### Excerpt

Nelson Gaichuhie, CAS The National Treasury and Planning and John Gachora, the NCBA Group Managing Director during the launch of NCBA 2020 Economic Outlook Report at Radisson Blu Hotel Nairobi

NCBA overdraft service Fuliza grew 31 per cent in six months to June 30 on account of increased borrowing stifling the growth earlier innovation M-shwari.

Cash advances totalling Sh290 billion was given out over the six months, compared to Sh220.38 billion in a similar period last year.

This translates to an overdraft of Sh1.6 billion daily between January and June this year, compared to Sh1.2 billion over a similar period in 2021.

On the other hand, loan disbursements via the M-shwari facility declined by six per cent to Sh42 billion.

"Half a year ago we signalled that we had reached the maturity of M-shwari and indeed what we are seeing in terms of disbursement is that this year we are below where were same time last year," NCBA Group managing director  John Gachora said.

### What is required
Reproduce the passage of the excerpt on Fuliza and M-shwari lending, starting with "NCBA overdraft service" and going on through "period last year.", renaming "Cash advances" as "Overdrafts" throughout. The records are unrelated to this text and to what is asked of it.

### Stored records
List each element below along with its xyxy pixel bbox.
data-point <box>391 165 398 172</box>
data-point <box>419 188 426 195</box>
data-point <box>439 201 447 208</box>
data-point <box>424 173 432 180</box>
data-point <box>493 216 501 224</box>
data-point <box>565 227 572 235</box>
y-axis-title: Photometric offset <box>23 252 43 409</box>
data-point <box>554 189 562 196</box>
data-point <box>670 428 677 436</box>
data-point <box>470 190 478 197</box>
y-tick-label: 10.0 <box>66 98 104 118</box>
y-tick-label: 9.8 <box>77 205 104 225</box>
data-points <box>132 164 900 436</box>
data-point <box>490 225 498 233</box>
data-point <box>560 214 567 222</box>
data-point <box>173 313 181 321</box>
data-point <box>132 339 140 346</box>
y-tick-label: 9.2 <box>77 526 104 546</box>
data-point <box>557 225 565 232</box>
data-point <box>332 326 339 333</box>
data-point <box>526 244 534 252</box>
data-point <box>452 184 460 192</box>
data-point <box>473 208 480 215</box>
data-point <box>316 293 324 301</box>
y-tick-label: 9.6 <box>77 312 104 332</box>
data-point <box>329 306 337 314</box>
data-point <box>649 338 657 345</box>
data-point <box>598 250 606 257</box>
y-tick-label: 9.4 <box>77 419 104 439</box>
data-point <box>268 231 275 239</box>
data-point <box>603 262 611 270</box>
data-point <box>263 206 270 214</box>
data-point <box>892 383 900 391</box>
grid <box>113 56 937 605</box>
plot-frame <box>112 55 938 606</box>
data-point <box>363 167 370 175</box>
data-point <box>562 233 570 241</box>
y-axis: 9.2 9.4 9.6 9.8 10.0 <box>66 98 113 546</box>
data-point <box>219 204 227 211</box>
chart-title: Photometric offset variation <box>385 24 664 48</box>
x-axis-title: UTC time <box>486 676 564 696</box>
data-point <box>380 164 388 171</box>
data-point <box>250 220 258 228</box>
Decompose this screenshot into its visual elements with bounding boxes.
* * *
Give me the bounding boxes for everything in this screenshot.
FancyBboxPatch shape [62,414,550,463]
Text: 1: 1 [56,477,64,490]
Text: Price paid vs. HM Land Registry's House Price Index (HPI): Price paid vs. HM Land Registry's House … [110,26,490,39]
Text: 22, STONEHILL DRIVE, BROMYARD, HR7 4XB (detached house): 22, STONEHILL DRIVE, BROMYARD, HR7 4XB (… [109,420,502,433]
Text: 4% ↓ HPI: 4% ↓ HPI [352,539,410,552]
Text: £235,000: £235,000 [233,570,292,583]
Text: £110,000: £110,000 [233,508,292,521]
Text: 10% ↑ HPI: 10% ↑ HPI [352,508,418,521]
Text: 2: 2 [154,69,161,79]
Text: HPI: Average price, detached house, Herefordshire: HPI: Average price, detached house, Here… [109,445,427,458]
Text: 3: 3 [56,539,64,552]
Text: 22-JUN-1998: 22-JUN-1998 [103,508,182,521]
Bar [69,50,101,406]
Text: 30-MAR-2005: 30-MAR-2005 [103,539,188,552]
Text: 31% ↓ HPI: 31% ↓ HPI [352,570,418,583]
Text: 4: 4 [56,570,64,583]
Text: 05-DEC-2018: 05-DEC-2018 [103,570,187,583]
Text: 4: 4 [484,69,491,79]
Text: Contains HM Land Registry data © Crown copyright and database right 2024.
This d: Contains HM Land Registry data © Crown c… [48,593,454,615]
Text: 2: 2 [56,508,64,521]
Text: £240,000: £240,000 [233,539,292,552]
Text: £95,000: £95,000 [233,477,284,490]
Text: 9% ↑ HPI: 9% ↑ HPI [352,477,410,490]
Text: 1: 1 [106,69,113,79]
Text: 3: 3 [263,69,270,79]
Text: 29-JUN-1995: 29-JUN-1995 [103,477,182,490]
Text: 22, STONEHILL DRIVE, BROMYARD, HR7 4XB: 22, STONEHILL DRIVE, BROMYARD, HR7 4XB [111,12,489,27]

### Task result
NCBA overdraft service Fuliza grew 31 per cent in six months to June 30 on account of increased borrowing stifling the growth earlier innovation M-shwari.

Overdrafts totalling Sh290 billion was given out over the six months, compared to Sh220.38 billion in a similar period last year.